──────── Supplied information

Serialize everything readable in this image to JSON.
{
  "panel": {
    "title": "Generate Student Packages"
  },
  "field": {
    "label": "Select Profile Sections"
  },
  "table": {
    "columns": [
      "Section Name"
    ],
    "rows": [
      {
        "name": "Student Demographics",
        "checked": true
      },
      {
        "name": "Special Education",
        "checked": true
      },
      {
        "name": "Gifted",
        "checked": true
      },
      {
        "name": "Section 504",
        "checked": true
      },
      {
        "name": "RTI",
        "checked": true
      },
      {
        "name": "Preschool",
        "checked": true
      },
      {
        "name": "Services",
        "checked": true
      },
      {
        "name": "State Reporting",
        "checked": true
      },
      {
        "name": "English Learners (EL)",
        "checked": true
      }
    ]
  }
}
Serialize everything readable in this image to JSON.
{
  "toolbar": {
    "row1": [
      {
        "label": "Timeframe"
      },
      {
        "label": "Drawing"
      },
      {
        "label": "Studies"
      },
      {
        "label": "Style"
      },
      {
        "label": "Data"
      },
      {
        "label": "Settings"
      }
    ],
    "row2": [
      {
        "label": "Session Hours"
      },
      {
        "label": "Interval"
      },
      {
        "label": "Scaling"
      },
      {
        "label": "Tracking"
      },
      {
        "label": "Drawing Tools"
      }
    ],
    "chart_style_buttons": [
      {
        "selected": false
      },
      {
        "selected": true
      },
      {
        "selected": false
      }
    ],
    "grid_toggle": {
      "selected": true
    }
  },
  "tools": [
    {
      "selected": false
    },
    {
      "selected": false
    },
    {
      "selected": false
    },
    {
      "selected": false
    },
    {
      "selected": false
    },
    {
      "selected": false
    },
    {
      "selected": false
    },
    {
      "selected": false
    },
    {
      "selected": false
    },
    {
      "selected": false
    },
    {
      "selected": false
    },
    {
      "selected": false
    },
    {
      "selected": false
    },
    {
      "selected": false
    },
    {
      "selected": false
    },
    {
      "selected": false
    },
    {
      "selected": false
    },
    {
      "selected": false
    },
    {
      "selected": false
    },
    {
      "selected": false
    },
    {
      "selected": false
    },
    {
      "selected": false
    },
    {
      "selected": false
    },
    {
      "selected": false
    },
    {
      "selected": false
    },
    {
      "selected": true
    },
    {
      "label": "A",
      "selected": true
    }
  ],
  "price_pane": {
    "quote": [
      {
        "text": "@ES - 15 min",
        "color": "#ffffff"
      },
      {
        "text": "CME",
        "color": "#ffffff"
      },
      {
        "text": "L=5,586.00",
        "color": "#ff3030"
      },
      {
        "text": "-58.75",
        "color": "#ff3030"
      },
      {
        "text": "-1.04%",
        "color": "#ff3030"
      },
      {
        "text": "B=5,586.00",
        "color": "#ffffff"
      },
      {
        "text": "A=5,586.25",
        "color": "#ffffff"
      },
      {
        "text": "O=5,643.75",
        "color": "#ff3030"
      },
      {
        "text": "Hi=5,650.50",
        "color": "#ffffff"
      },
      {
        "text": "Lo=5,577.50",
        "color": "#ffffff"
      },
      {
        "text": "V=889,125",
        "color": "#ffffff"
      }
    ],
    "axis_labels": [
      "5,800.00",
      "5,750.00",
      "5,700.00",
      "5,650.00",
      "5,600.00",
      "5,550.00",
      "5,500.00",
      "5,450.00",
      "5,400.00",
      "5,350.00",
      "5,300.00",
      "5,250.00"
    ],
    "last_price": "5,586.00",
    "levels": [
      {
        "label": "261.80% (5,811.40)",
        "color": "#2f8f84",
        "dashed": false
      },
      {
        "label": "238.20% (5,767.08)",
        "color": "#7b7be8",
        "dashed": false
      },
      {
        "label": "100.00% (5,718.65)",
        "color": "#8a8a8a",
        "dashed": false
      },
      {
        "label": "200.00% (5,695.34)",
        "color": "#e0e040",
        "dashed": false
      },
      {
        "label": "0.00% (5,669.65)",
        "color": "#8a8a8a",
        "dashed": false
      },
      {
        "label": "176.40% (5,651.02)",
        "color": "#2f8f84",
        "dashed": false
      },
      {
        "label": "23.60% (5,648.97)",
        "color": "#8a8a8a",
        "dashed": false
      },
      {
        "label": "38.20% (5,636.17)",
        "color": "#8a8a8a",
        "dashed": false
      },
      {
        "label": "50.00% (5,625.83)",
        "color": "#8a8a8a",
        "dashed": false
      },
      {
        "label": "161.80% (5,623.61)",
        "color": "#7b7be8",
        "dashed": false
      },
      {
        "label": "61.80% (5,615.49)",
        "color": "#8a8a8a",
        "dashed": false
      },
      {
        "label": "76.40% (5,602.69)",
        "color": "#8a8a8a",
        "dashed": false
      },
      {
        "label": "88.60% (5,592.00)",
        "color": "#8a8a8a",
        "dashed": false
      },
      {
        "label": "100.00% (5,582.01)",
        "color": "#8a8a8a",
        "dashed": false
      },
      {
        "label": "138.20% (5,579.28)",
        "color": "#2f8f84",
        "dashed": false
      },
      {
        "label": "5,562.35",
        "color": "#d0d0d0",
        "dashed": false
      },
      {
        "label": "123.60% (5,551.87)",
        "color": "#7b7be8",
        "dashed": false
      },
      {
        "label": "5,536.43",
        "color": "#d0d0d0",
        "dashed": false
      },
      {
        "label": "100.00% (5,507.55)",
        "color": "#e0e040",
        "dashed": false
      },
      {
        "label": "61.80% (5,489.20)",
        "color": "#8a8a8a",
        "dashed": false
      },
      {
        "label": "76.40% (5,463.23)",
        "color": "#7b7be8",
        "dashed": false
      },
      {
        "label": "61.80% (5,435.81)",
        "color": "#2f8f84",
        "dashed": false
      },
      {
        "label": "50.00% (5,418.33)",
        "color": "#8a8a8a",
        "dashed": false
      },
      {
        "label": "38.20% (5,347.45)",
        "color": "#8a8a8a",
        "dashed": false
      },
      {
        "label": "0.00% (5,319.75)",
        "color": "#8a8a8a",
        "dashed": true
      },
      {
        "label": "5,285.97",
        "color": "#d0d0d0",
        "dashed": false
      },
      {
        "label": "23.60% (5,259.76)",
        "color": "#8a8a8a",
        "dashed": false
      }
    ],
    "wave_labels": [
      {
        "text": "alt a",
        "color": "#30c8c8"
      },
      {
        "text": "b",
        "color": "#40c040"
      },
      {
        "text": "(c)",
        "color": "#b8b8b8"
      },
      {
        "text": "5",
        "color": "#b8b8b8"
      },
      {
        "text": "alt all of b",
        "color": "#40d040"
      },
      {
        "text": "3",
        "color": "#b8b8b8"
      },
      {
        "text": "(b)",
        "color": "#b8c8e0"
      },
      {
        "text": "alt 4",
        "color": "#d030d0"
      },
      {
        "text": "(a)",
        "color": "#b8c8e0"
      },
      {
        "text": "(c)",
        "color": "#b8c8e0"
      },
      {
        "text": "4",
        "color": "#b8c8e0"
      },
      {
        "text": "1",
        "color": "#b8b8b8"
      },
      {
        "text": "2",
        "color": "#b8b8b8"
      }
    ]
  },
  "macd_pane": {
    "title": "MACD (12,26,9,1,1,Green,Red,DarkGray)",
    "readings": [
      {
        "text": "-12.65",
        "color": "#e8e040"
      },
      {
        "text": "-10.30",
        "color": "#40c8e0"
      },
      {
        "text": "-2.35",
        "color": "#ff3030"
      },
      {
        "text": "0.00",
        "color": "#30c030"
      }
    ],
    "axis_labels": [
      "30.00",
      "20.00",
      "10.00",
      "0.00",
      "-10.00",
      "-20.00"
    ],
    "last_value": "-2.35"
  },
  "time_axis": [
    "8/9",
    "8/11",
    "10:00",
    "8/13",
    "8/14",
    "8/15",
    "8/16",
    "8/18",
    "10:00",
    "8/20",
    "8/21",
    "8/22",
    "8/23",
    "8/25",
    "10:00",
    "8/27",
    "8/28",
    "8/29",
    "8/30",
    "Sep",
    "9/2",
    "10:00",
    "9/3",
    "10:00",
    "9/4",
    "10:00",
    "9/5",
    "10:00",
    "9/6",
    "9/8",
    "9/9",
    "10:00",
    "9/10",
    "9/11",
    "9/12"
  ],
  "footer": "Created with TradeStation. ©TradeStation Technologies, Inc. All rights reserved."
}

────────────────

> Challenge: In the records above, locate each line with the word "title". Copy all such lines.

> Written solution:
    "title": "Generate Student Packages"
    "title": "MACD (12,26,9,1,1,Green,Red,DarkGray)",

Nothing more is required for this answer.